### Description of the task
Copy verbatim the span of lines beginning at the line that contains "Read all visible content and emit it as JSON." and ending with the final line of the data. Exclude pictures from the copy.

### Exercise materials
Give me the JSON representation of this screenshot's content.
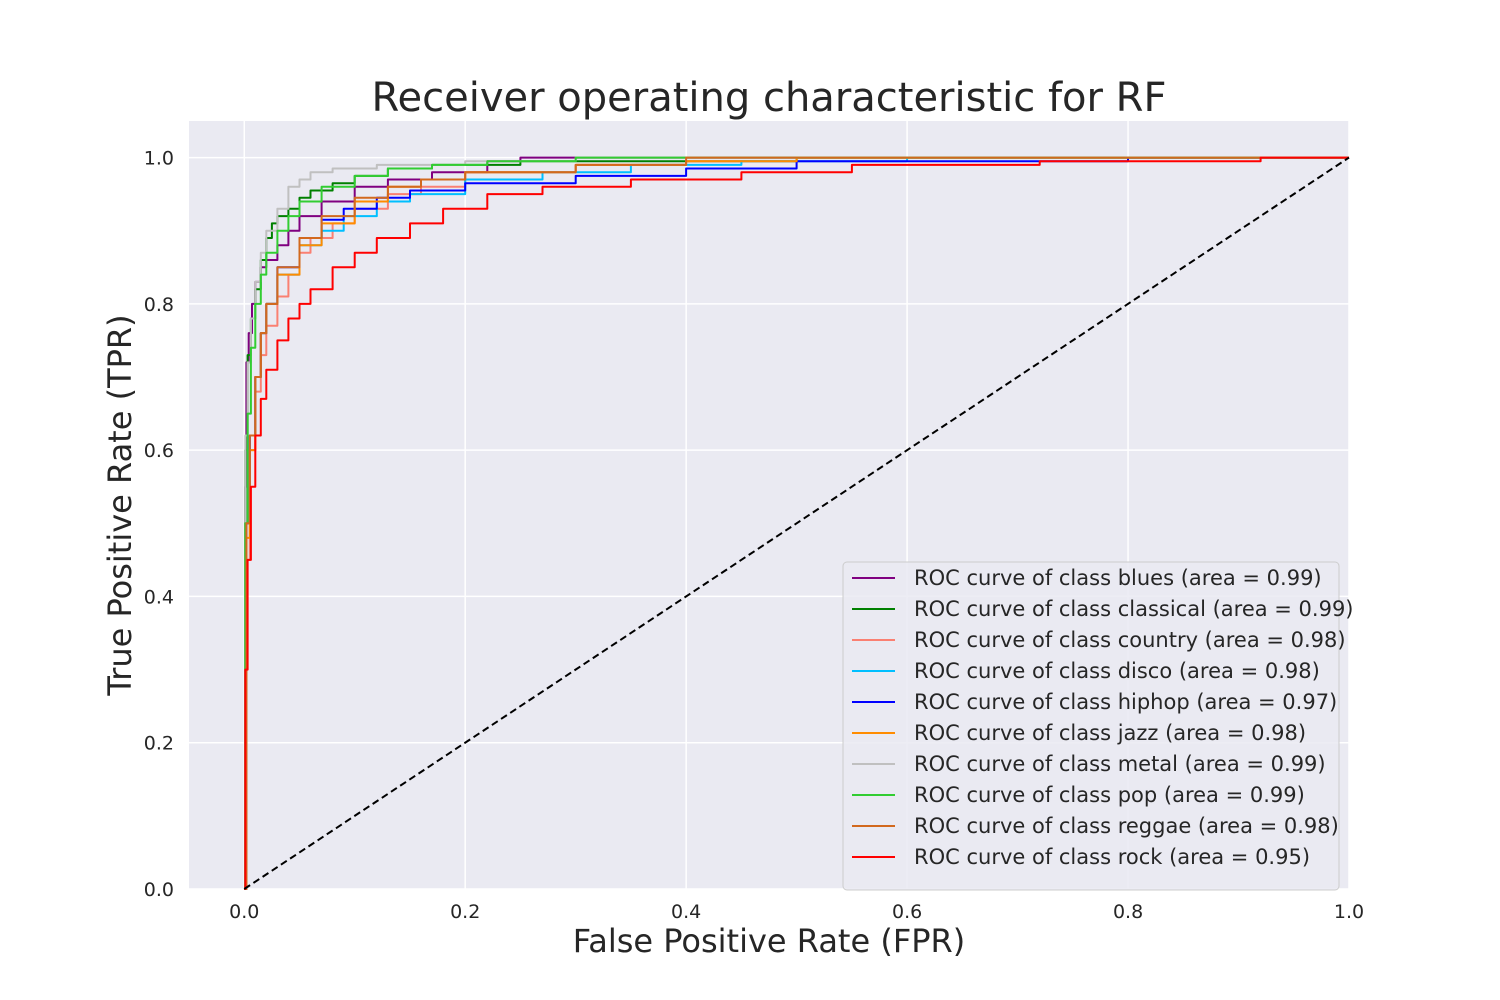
{
  "chart_data": {
    "type": "line",
    "title": "Receiver operating characteristic for RF",
    "xlabel": "False Positive Rate (FPR)",
    "ylabel": "True Positive Rate (TPR)",
    "xlim": [
      -0.05,
      1.0
    ],
    "ylim": [
      0.0,
      1.05
    ],
    "xticks": [
      "0.0",
      "0.2",
      "0.4",
      "0.6",
      "0.8",
      "1.0"
    ],
    "yticks": [
      "0.0",
      "0.2",
      "0.4",
      "0.6",
      "0.8",
      "1.0"
    ],
    "grid": true,
    "legend_position": "lower-right",
    "background_color": "#eaeaf2",
    "reference_line": {
      "x": [
        0,
        1
      ],
      "y": [
        0,
        1
      ],
      "color": "#000000",
      "style": "dashed"
    },
    "series": [
      {
        "name": "ROC curve of class blues (area = 0.99)",
        "color": "#800080",
        "x": [
          0,
          0.001,
          0.002,
          0.004,
          0.007,
          0.01,
          0.015,
          0.02,
          0.03,
          0.04,
          0.05,
          0.07,
          0.1,
          0.13,
          0.17,
          0.22,
          0.25,
          0.35,
          1.0
        ],
        "y": [
          0,
          0.55,
          0.72,
          0.76,
          0.8,
          0.83,
          0.85,
          0.86,
          0.88,
          0.9,
          0.92,
          0.94,
          0.96,
          0.97,
          0.98,
          0.995,
          1.0,
          1.0,
          1.0
        ]
      },
      {
        "name": "ROC curve of class classical (area = 0.99)",
        "color": "#008000",
        "x": [
          0,
          0.001,
          0.003,
          0.006,
          0.01,
          0.015,
          0.02,
          0.025,
          0.03,
          0.04,
          0.05,
          0.06,
          0.08,
          0.1,
          0.13,
          0.17,
          0.25,
          0.5,
          1.0
        ],
        "y": [
          0,
          0.6,
          0.73,
          0.78,
          0.82,
          0.86,
          0.89,
          0.91,
          0.92,
          0.93,
          0.945,
          0.955,
          0.965,
          0.975,
          0.985,
          0.99,
          0.995,
          1.0,
          1.0
        ]
      },
      {
        "name": "ROC curve of class country (area = 0.98)",
        "color": "#fa8072",
        "x": [
          0,
          0.002,
          0.005,
          0.01,
          0.015,
          0.02,
          0.03,
          0.04,
          0.05,
          0.06,
          0.08,
          0.1,
          0.13,
          0.16,
          0.2,
          0.3,
          0.4,
          0.5,
          1.0
        ],
        "y": [
          0,
          0.45,
          0.6,
          0.68,
          0.73,
          0.77,
          0.81,
          0.84,
          0.87,
          0.89,
          0.91,
          0.93,
          0.95,
          0.96,
          0.98,
          0.99,
          0.995,
          1.0,
          1.0
        ]
      },
      {
        "name": "ROC curve of class disco (area = 0.98)",
        "color": "#00bfff",
        "x": [
          0,
          0.002,
          0.005,
          0.01,
          0.015,
          0.02,
          0.03,
          0.05,
          0.07,
          0.09,
          0.12,
          0.15,
          0.2,
          0.27,
          0.35,
          0.45,
          0.6,
          1.0
        ],
        "y": [
          0,
          0.5,
          0.62,
          0.7,
          0.76,
          0.8,
          0.84,
          0.88,
          0.9,
          0.92,
          0.94,
          0.95,
          0.97,
          0.98,
          0.99,
          0.995,
          1.0,
          1.0
        ]
      },
      {
        "name": "ROC curve of class hiphop (area = 0.97)",
        "color": "#0000ff",
        "x": [
          0,
          0.002,
          0.005,
          0.01,
          0.015,
          0.02,
          0.03,
          0.05,
          0.07,
          0.09,
          0.12,
          0.15,
          0.2,
          0.3,
          0.4,
          0.5,
          0.7,
          0.8,
          1.0
        ],
        "y": [
          0,
          0.5,
          0.62,
          0.7,
          0.76,
          0.8,
          0.85,
          0.89,
          0.915,
          0.93,
          0.945,
          0.955,
          0.965,
          0.975,
          0.985,
          0.995,
          0.995,
          1.0,
          1.0
        ]
      },
      {
        "name": "ROC curve of class jazz (area = 0.98)",
        "color": "#ff8c00",
        "x": [
          0,
          0.002,
          0.005,
          0.01,
          0.015,
          0.02,
          0.03,
          0.05,
          0.07,
          0.1,
          0.13,
          0.16,
          0.2,
          0.3,
          0.4,
          0.5,
          1.0
        ],
        "y": [
          0,
          0.48,
          0.6,
          0.7,
          0.76,
          0.8,
          0.84,
          0.88,
          0.91,
          0.94,
          0.96,
          0.97,
          0.98,
          0.99,
          0.995,
          1.0,
          1.0
        ]
      },
      {
        "name": "ROC curve of class metal (area = 0.99)",
        "color": "#c0c0c0",
        "x": [
          0,
          0.001,
          0.003,
          0.006,
          0.01,
          0.015,
          0.02,
          0.03,
          0.04,
          0.05,
          0.06,
          0.08,
          0.12,
          0.2,
          0.3,
          1.0
        ],
        "y": [
          0,
          0.62,
          0.72,
          0.78,
          0.83,
          0.87,
          0.9,
          0.93,
          0.96,
          0.97,
          0.98,
          0.985,
          0.99,
          0.995,
          1.0,
          1.0
        ]
      },
      {
        "name": "ROC curve of class pop (area = 0.99)",
        "color": "#32cd32",
        "x": [
          0,
          0.001,
          0.003,
          0.006,
          0.01,
          0.015,
          0.02,
          0.03,
          0.04,
          0.05,
          0.07,
          0.1,
          0.13,
          0.17,
          0.22,
          0.3,
          1.0
        ],
        "y": [
          0,
          0.5,
          0.65,
          0.74,
          0.8,
          0.84,
          0.87,
          0.9,
          0.92,
          0.94,
          0.96,
          0.975,
          0.985,
          0.99,
          0.995,
          1.0,
          1.0
        ]
      },
      {
        "name": "ROC curve of class reggae (area = 0.98)",
        "color": "#d2691e",
        "x": [
          0,
          0.002,
          0.005,
          0.01,
          0.015,
          0.02,
          0.03,
          0.05,
          0.07,
          0.1,
          0.13,
          0.16,
          0.2,
          0.3,
          0.4,
          1.0
        ],
        "y": [
          0,
          0.5,
          0.62,
          0.7,
          0.76,
          0.8,
          0.85,
          0.89,
          0.92,
          0.945,
          0.96,
          0.97,
          0.98,
          0.99,
          1.0,
          1.0
        ]
      },
      {
        "name": "ROC curve of class rock (area = 0.95)",
        "color": "#ff0000",
        "x": [
          0,
          0.001,
          0.003,
          0.006,
          0.01,
          0.015,
          0.02,
          0.03,
          0.04,
          0.05,
          0.06,
          0.08,
          0.1,
          0.12,
          0.15,
          0.18,
          0.22,
          0.27,
          0.35,
          0.45,
          0.55,
          0.72,
          0.92,
          1.0
        ],
        "y": [
          0,
          0.3,
          0.45,
          0.55,
          0.62,
          0.67,
          0.71,
          0.75,
          0.78,
          0.8,
          0.82,
          0.85,
          0.87,
          0.89,
          0.91,
          0.93,
          0.95,
          0.96,
          0.97,
          0.98,
          0.99,
          0.995,
          1.0,
          1.0
        ]
      }
    ]
  }
}
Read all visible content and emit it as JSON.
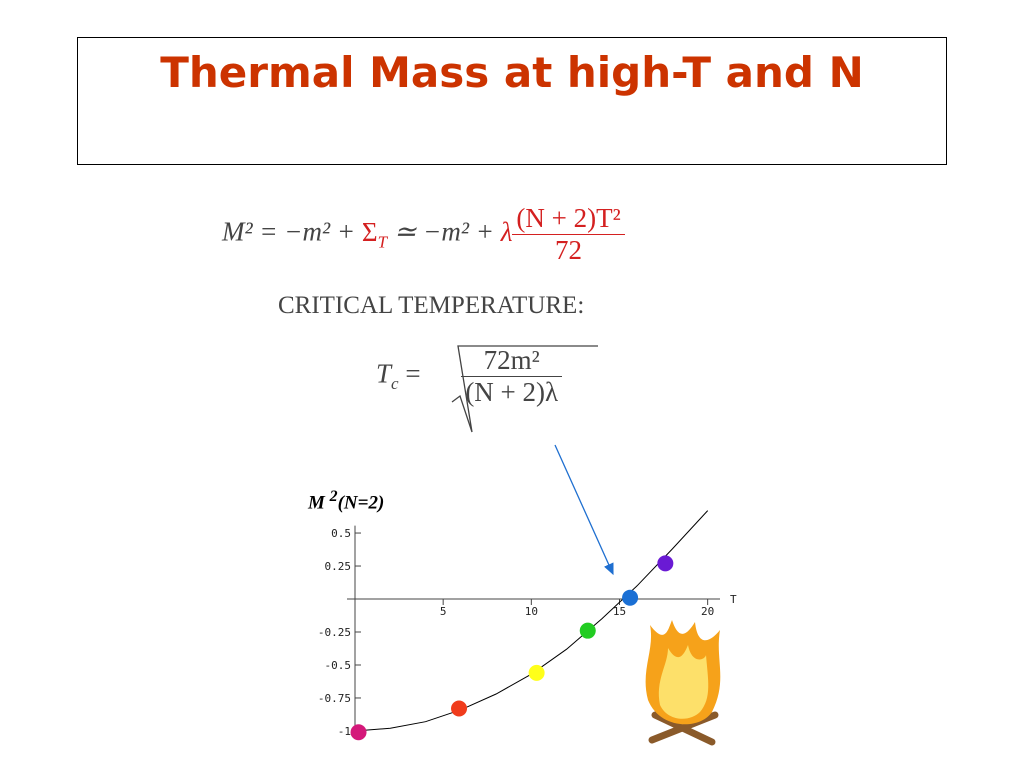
{
  "title": "Thermal Mass at high-T and N",
  "equation1": {
    "lhs": "M² = −m² + ",
    "sigma": "Σ",
    "sigma_sub": "T",
    "mid": " ≃ −m² + ",
    "lambda": "λ",
    "numerator": "(N + 2)T²",
    "denominator": "72"
  },
  "critical_label": "CRITICAL TEMPERATURE:",
  "equation2": {
    "lhs": "T",
    "lhs_sub": "c",
    "eq": " = ",
    "numerator": "72m²",
    "denominator": "(N + 2)λ"
  },
  "chart_data": {
    "type": "line",
    "ylabel": {
      "base": "M ",
      "sup": "2",
      "rest": "(N=2)"
    },
    "xlabel": "T",
    "x": [
      0,
      2,
      4,
      6,
      8,
      10,
      12,
      14,
      16,
      18,
      20
    ],
    "values": [
      -1,
      -0.98,
      -0.93,
      -0.84,
      -0.72,
      -0.57,
      -0.38,
      -0.15,
      0.1,
      0.38,
      0.67
    ],
    "color": "#000000",
    "points": {
      "x": [
        0.2,
        5.9,
        10.3,
        13.2,
        15.6,
        17.6
      ],
      "values": [
        -1.01,
        -0.83,
        -0.56,
        -0.24,
        0.01,
        0.27
      ],
      "colors": [
        "#d4187a",
        "#f03c1c",
        "#ffff1a",
        "#22cc22",
        "#1a6fd4",
        "#6a1ad4"
      ]
    },
    "xlim": [
      0,
      20.7
    ],
    "ylim": [
      -1.02,
      0.67
    ],
    "xticks": [
      5,
      10,
      15,
      20
    ],
    "yticks": [
      0.5,
      0.25,
      -0.25,
      -0.5,
      -0.75,
      -1
    ]
  }
}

### Solution
Read all visible content and emit it as JSON.
{
  "title": "Thermal Mass at high-T and N",
  "equation1": {
    "lhs": "M² = −m² + ",
    "sigma": "Σ",
    "sigma_sub": "T",
    "mid": " ≃ −m² + ",
    "lambda": "λ",
    "numerator": "(N + 2)T²",
    "denominator": "72"
  },
  "critical_label": "CRITICAL TEMPERATURE:",
  "equation2": {
    "lhs": "T",
    "lhs_sub": "c",
    "eq": " = ",
    "numerator": "72m²",
    "denominator": "(N + 2)λ"
  },
  "chart_data": {
    "type": "line",
    "ylabel": {
      "base": "M ",
      "sup": "2",
      "rest": "(N=2)"
    },
    "xlabel": "T",
    "x": [
      0,
      2,
      4,
      6,
      8,
      10,
      12,
      14,
      16,
      18,
      20
    ],
    "values": [
      -1,
      -0.98,
      -0.93,
      -0.84,
      -0.72,
      -0.57,
      -0.38,
      -0.15,
      0.1,
      0.38,
      0.67
    ],
    "color": "#000000",
    "points": {
      "x": [
        0.2,
        5.9,
        10.3,
        13.2,
        15.6,
        17.6
      ],
      "values": [
        -1.01,
        -0.83,
        -0.56,
        -0.24,
        0.01,
        0.27
      ],
      "colors": [
        "#d4187a",
        "#f03c1c",
        "#ffff1a",
        "#22cc22",
        "#1a6fd4",
        "#6a1ad4"
      ]
    },
    "xlim": [
      0,
      20.7
    ],
    "ylim": [
      -1.02,
      0.67
    ],
    "xticks": [
      5,
      10,
      15,
      20
    ],
    "yticks": [
      0.5,
      0.25,
      -0.25,
      -0.5,
      -0.75,
      -1
    ]
  }
}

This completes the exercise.